MATERIAL SHOWN:
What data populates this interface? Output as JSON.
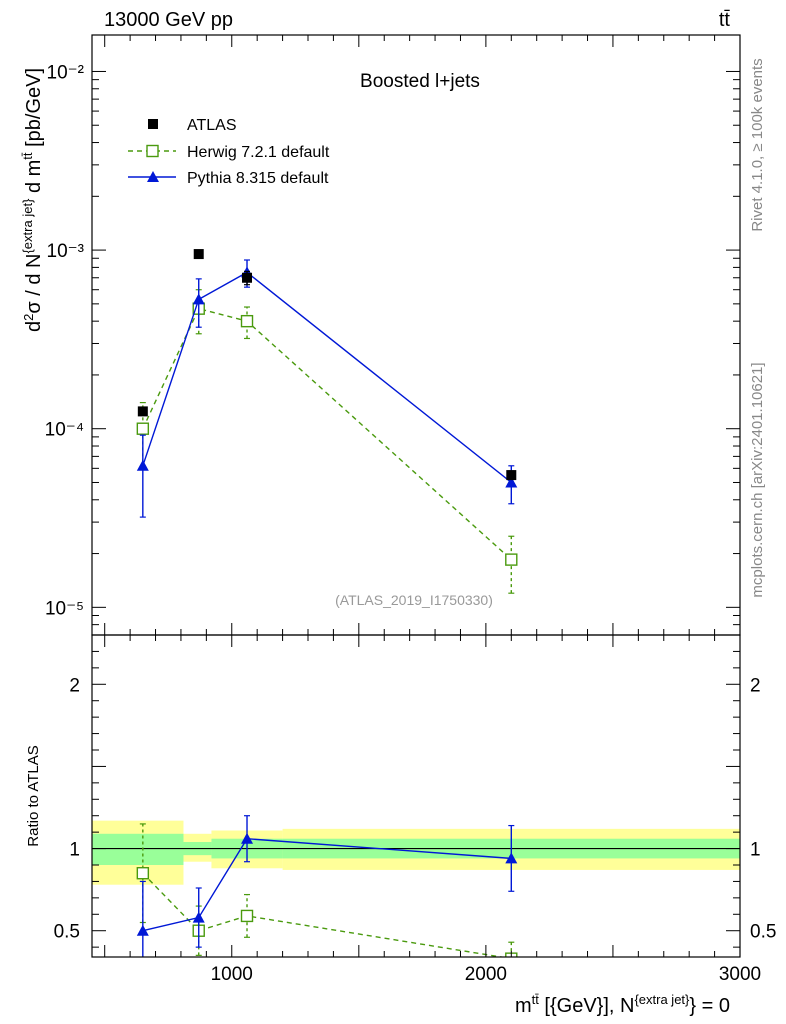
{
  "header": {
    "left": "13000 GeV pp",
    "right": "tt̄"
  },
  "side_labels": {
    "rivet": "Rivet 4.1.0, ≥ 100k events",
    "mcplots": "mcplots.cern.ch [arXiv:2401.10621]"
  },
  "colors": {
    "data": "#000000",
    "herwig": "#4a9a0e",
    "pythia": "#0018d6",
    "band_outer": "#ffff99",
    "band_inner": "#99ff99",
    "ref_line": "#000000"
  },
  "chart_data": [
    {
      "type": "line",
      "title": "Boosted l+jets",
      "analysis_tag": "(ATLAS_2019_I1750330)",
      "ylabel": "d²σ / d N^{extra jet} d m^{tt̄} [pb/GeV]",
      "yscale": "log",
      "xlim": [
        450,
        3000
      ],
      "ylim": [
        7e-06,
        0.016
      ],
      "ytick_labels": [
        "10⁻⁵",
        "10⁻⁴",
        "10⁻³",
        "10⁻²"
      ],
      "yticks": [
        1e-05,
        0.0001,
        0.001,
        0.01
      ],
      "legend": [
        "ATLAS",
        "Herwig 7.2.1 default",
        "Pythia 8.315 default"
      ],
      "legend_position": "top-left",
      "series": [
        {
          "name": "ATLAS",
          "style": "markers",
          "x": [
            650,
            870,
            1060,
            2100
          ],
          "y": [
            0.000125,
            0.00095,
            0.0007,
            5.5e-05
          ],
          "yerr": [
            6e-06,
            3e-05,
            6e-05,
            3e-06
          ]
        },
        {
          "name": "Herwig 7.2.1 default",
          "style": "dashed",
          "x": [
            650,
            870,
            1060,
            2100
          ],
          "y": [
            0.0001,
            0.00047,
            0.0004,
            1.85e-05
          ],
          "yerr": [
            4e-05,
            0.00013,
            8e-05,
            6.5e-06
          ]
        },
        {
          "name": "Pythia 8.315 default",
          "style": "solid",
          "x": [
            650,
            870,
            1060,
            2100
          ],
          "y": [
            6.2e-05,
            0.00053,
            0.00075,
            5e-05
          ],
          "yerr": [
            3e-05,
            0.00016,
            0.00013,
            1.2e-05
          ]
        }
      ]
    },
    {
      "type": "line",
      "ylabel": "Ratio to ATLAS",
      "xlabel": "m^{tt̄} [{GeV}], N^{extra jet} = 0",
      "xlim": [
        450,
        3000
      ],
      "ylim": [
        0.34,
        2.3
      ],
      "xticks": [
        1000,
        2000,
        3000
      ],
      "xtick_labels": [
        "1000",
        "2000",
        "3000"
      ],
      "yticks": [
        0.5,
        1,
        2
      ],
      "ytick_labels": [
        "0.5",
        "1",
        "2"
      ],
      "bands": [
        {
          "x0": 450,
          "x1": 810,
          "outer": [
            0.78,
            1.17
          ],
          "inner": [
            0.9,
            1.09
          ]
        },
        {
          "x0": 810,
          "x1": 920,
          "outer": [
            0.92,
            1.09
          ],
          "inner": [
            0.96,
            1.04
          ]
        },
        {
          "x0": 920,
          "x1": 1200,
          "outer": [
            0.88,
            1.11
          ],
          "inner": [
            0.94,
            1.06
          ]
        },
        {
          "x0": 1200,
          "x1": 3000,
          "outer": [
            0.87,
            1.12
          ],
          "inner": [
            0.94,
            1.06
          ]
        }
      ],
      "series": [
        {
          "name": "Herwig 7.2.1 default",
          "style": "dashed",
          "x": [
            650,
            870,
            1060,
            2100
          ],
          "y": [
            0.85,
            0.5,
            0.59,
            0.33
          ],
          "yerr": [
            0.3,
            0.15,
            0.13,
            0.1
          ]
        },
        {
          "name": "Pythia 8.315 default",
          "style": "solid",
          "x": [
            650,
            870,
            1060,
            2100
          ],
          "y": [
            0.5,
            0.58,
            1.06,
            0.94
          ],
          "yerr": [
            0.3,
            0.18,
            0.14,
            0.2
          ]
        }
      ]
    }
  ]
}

---

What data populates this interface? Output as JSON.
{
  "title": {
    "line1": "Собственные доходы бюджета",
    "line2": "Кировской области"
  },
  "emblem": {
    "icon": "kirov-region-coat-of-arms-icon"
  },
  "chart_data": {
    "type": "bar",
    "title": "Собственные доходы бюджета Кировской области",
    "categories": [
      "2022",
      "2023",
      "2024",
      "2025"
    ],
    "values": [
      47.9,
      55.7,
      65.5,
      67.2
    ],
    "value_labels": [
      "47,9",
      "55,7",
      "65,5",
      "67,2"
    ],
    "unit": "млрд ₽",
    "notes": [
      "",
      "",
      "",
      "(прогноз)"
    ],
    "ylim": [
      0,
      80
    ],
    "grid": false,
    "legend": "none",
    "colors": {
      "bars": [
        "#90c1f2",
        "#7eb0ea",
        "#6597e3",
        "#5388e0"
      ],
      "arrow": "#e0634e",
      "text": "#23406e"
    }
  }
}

==

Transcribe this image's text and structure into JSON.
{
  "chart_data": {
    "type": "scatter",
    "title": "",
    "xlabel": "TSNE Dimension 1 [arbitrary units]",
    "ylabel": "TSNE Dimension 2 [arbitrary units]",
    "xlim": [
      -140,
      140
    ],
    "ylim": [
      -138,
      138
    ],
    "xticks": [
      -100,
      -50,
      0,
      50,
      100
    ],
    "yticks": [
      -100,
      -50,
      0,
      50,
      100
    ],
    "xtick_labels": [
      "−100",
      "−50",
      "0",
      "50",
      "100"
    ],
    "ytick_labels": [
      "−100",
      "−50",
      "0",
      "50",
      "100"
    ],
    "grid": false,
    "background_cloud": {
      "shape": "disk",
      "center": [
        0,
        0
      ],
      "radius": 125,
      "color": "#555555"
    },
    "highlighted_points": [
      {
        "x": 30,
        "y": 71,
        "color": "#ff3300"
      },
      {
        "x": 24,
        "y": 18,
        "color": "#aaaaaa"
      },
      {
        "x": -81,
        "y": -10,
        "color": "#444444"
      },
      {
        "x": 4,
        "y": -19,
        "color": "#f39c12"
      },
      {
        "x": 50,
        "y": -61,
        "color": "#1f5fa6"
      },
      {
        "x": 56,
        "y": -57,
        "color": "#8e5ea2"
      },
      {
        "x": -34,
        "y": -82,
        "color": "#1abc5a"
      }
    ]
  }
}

WRITTEN EXERCISE: Filter the records for lines holding the string "left". Copy each one.

TASK RESULT:
    "left": "13000 GeV pp",
      "legend_position": "top-left",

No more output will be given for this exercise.